Identify the lines that contain the string "page" and report only how many there are.
— BEGIN Dataset excerpts —
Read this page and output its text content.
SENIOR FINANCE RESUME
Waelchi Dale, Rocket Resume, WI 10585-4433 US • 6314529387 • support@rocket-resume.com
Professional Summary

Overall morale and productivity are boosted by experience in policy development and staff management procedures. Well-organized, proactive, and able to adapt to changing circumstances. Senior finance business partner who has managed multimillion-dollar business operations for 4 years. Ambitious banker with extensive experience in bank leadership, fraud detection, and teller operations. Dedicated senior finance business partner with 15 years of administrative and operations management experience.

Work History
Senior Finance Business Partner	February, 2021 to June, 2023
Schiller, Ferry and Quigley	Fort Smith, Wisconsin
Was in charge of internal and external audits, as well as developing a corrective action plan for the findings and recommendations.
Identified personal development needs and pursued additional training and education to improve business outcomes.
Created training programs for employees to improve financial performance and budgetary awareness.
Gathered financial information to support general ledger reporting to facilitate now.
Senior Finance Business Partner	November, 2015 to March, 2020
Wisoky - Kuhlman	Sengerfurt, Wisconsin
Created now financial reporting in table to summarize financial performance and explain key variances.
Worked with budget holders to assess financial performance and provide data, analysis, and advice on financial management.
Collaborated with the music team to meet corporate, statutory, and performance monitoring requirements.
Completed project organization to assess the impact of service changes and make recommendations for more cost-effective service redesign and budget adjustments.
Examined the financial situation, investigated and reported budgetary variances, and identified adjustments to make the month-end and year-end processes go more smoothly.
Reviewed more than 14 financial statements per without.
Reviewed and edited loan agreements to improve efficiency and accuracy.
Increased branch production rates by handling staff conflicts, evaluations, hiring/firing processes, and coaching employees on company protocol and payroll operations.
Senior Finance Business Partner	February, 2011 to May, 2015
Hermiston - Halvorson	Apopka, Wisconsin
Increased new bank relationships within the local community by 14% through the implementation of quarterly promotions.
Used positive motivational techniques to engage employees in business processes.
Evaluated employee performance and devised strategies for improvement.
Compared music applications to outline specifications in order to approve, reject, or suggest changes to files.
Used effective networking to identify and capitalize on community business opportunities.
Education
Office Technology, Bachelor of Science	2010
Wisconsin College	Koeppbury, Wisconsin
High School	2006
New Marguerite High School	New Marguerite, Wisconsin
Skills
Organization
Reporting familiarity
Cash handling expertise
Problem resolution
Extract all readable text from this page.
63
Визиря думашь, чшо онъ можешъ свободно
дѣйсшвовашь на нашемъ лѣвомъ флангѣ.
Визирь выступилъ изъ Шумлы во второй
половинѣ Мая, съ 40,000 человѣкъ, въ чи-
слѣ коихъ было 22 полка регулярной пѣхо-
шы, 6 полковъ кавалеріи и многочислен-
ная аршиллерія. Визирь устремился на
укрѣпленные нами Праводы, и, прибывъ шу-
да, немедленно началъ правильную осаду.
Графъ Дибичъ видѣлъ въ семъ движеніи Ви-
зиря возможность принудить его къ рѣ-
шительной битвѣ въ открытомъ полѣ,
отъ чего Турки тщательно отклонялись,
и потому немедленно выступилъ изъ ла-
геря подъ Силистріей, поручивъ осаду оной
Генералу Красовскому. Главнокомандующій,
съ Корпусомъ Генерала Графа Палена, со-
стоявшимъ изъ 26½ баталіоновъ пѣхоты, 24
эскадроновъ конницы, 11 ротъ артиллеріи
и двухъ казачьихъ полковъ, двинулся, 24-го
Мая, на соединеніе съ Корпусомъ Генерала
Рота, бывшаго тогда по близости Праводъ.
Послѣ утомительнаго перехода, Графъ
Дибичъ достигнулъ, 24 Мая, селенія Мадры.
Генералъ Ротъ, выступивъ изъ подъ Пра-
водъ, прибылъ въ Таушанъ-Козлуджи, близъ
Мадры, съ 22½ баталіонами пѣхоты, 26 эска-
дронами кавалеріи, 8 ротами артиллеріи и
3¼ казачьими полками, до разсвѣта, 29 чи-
— END Dataset excerpts —
Solution: 2